--- begin GIVEN TEXT ---

Am Bratach No. 244
February 2011
editor@bratach.co.uk

 

POSTBOX

On the trail of Patrick Sellar

Kevin Crowe complains that I attributed to him words which were in fact quotations from Leith’s book (Am Bratach, December 2011). This fact was made clear in my letter, but Kevin should not need to complain. His review makes it obvious that he fully agrees with everything Leith wrote — a view reinforced by his latest letter.

The most important quotation was the allegation that prosecution witnesses were deliberately selected “to present a perception of untrustworthiness” in the minds of the jury. I still maintain that this insults the memory of those witnesses, who are all identified by name and place of residence in the trial report. More importantly, the allegation is hard to believe because the witnesses were all selected by the prosecution, acting on the advice of Robert Mackid.

Trustworthiness crops up later in Kevin’s review when he reports that the judge asked the jury “to compare the stature of Sellar’s character witnesses with that of the tinker and other prosecution witnesses in terms of likely trustworthiness”. This is untrue; the judge never referred to William Chisholm as “the tinker” and he never questioned the trustworthiness of any witnesses whatsoever. He instructed the jury to concentrate on the differences in the evidence given by the two sets of witnesses — prosecution and defence — and said it was the jury’s duty to decide between them. If (and only if) they were unable to reach a verdict from this material evidence, they should then consider the evidence from Sellar’s character witnesses. Sellar had produced them because of the sustained character asassination he had received in the press for more than a year — much of it undoubtedly well deserved.

--- end GIVEN TEXT ---
--- begin INFORMATION PROVIDED ---

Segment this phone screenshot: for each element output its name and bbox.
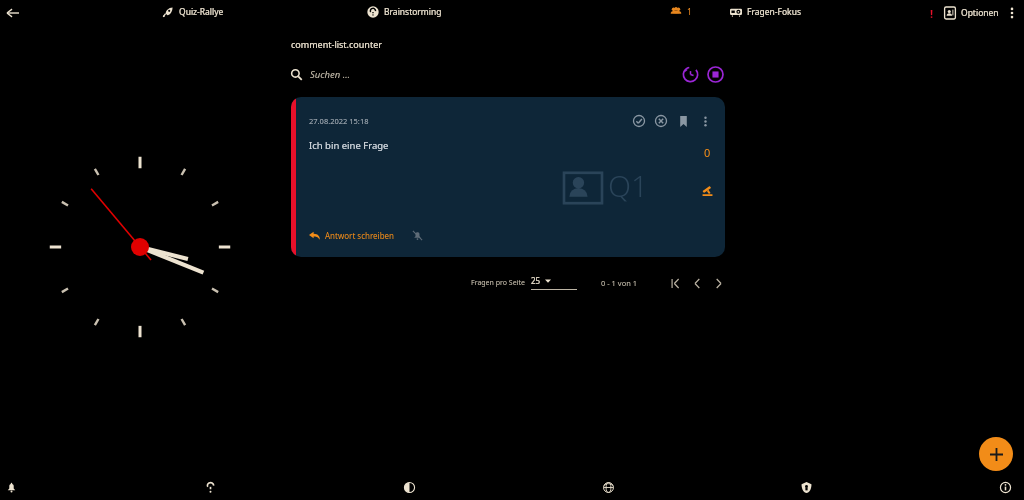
staticText: Suchen … [310,68,351,81]
button[interactable]: Q1 [291,97,725,257]
button[interactable]: Optionen [942,4,1001,22]
button[interactable]: Ablehnen [653,113,669,129]
button[interactable]: Benachrichtigungen [2,478,20,496]
button[interactable]: Erste [668,276,682,290]
staticText: ! [930,6,934,21]
staticText: Q1 [608,165,649,206]
staticText: Antwort schreiben [325,230,395,241]
button[interactable]: Mehr [1005,6,1019,20]
button[interactable]: Mehr [697,113,713,129]
button[interactable]: Datenschutz [797,478,815,496]
button[interactable]: Akzeptieren [631,113,647,129]
button[interactable]: Stopp [705,64,725,84]
button[interactable]: Fragen-Fokus [728,4,803,20]
button[interactable]: Bewerten [699,182,715,198]
button[interactable]: Benachrichtigung aus [409,227,425,243]
staticText: Brainstorming [384,6,442,18]
staticText: Fragen pro Seite [471,278,525,288]
staticText: 0 - 1 von 1 [601,278,638,288]
button[interactable]: Zurück [690,276,704,290]
staticText: Ich bin eine Frage [309,139,389,152]
staticText: Fragen-Fokus [747,6,801,18]
button[interactable]: Lesezeichen [675,113,691,129]
button[interactable]: Weiter [712,276,725,290]
staticText: 25 [531,275,541,286]
button[interactable]: Hinzufügen [979,437,1013,471]
staticText: comment-list.counter [291,38,382,50]
staticText: Quiz-Rallye [179,6,224,18]
button[interactable]: Zurück [4,4,22,22]
button[interactable]: Info [996,478,1014,496]
staticText: 1 [687,6,692,18]
button[interactable]: Suchen … [291,65,680,84]
button[interactable]: 1 [668,4,694,20]
staticText: 27.08.2022 15:18 [309,116,369,126]
button[interactable]: Antwort schreiben [307,228,397,243]
button[interactable]: Brainstorming [365,4,444,20]
staticText: 0 [704,145,711,160]
button[interactable]: Verlauf [680,64,700,84]
button[interactable]: 25 [531,275,577,290]
staticText: Optionen [961,7,999,19]
button[interactable]: Quiz-Rallye [160,4,226,20]
button[interactable]: Sprache [599,478,617,496]
button[interactable]: Hilfe [201,478,219,496]
button[interactable]: Kontrast [400,478,418,496]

--- end INFORMATION PROVIDED ---

Please carry on the letter about the Patrick Sellar trial, picking up right after its final sentence. Nothing in the entries is needed here.

This press campaign had been fed by the Sherriff-Substitute, Robert Mackid, and it seems likely that the trial collapsed (in part at least) because of his leading role in the prosecution. Mackid had a grudge against Sellar, resulting from his habit of poaching on the Sutherland Estate. Sellar had apprehended him for this, and he felt humiliated. Moreover, he believed that Sellar, an experienced lawyer, was plotting to replace him as Sheriff-Substitute. His hatred of Sellar was attested in a letter by Robert Gordon of Langdale and, at the trial itself, by a reliable witness — the Procurator Fiscal of Sutherland, Hugh Ross. He related how he had warned Sellar in 1813 that Mackid would seize any opportunity to do him harm. This was a body blow to the prosecution.

The indictment read out at the start of the trial contained so many charges against Sellar that it extended to more than 2,000 words. In his final address to the jury the prosecutor, Henry Home-Drummond, stated that in the light of the evidence he withdrew all those charges except two: one relating to the destruction of barns, and the other to the death of Margaret Mackay at Badinloskin. And with regard to her, he admitted that the evidence did not justify a charge of culpable homicide, but only one of injury. After the verdict was delivered he further stated that if all the witnesses had been called he believed the result would have been the same.

Much of this information comes from the trial report, originally published as a 70-page pamphlet in 1816. It has been reproduced in full only twice: in Thomas Sellar’s 1883 book “The Sutherland Evictions of 1814” and Dorothy Richardson’s 1999 paperback “The Curse on Patrick Sellar”. Both these are now out of print and are rarely obtainable secondhand, but they can be borrowed through any local library by using the inter-library loan service. This report is worthwhile reading for anyone interested in the clearances and, in particular, the trial of 1816.

To summarise the argument: I have no sympathy whatever with Sellar and I feel strong doubts about the jury’s verdict, but I am 95% certain that the trial was properly conducted by the judge, the advocates and the various officials. My (very tentative) conclusion is that the prosecution team failed for two reasons. Firstly, their over-confidence led to complacency, and so their case was not well prepared, nor well presented on the day. Secondly, there was a growing feeling in the court that the entire case was a result of Mackid’s vendetta against Sellar, rather than the misdeeds of Sellar himself. He got off scot-free, which he most certainly didn’t deserve.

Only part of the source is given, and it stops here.